*DIRECTIONS*:
Find every row that contains the word "management" and copy each of those rows in full.

*SUPPLIED INFORMATION*:
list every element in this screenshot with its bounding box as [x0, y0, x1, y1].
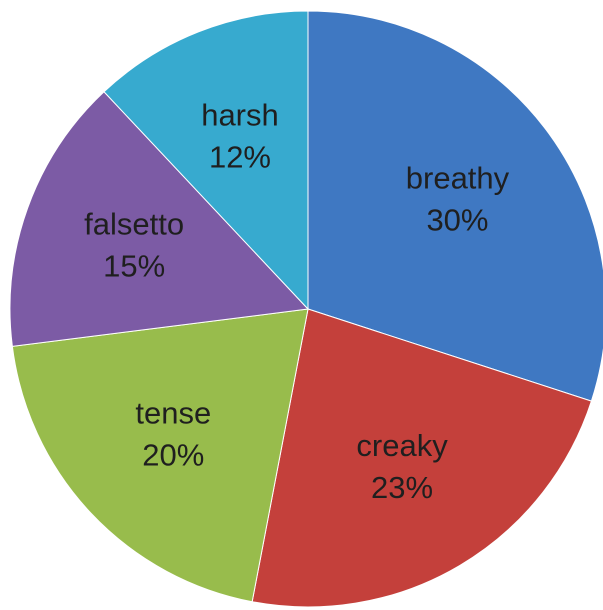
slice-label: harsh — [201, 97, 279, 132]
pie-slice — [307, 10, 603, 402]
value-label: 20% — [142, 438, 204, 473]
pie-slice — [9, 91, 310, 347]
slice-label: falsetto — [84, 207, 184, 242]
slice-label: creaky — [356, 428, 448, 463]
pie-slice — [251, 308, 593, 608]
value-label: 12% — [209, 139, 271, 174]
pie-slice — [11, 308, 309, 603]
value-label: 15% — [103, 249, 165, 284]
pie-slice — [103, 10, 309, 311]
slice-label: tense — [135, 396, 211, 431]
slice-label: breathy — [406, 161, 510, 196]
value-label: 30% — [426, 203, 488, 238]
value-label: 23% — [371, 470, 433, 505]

...

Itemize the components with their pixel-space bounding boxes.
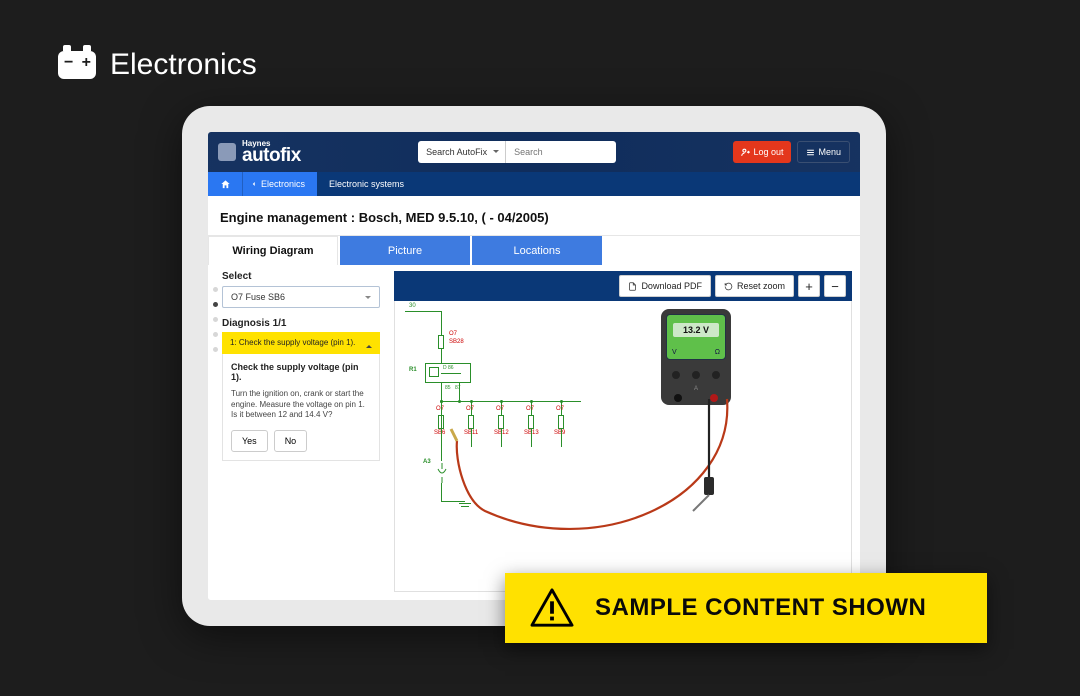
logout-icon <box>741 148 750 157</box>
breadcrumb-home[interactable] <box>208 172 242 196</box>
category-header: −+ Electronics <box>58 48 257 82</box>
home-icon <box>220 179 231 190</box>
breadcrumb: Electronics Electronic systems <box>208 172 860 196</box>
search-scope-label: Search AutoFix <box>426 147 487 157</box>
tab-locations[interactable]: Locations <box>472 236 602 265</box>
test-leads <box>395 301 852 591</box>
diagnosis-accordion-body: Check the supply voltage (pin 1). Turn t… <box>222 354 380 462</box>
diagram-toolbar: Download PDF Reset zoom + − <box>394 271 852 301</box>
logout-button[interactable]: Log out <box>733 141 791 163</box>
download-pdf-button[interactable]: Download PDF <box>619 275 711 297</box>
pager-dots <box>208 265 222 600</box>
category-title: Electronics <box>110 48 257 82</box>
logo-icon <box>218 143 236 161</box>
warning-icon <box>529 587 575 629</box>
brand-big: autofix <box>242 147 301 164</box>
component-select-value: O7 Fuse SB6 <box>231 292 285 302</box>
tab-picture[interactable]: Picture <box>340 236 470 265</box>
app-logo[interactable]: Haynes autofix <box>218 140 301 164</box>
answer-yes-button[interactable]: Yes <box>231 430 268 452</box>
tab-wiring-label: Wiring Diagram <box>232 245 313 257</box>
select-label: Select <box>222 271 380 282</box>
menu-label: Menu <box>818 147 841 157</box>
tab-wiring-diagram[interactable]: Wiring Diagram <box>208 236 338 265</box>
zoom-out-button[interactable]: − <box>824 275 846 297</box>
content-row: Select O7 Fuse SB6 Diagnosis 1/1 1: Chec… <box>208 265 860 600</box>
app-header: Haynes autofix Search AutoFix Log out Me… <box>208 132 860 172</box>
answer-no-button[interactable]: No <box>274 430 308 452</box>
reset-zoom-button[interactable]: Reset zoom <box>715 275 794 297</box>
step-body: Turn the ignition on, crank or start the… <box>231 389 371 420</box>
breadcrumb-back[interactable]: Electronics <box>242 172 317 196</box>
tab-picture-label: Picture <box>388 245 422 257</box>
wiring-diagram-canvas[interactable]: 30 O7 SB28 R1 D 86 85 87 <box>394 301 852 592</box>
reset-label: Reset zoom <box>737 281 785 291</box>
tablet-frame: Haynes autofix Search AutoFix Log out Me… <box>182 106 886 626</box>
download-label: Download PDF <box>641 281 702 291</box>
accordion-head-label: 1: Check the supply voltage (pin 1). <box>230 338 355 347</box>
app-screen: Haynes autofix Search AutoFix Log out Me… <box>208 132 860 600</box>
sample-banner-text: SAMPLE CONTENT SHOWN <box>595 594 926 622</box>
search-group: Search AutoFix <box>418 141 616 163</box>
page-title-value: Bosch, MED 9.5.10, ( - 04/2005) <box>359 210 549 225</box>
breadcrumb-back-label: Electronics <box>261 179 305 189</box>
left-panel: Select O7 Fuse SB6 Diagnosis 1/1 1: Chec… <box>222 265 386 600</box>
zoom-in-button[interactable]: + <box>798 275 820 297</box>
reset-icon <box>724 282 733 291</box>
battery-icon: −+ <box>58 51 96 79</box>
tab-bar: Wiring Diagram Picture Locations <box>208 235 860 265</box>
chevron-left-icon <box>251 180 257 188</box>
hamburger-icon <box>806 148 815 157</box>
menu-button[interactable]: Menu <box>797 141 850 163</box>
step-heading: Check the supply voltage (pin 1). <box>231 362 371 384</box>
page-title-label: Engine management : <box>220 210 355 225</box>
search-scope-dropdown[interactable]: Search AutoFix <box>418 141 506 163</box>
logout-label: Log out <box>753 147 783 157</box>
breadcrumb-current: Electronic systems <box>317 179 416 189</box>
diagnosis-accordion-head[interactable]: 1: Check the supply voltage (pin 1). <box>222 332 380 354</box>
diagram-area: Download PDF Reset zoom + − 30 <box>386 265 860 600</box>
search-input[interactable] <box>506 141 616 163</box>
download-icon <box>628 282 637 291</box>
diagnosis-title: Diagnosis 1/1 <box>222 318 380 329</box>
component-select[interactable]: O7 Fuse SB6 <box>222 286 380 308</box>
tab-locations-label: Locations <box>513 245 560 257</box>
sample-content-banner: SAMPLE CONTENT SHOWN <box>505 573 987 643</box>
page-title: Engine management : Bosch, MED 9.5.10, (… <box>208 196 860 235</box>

*ANSWER TO THIS TASK*:
page-title-label: Engine management : <box>220 210 355 225</box>
page-title: Engine management : Bosch, MED 9.5.10, (… <box>208 196 860 235</box>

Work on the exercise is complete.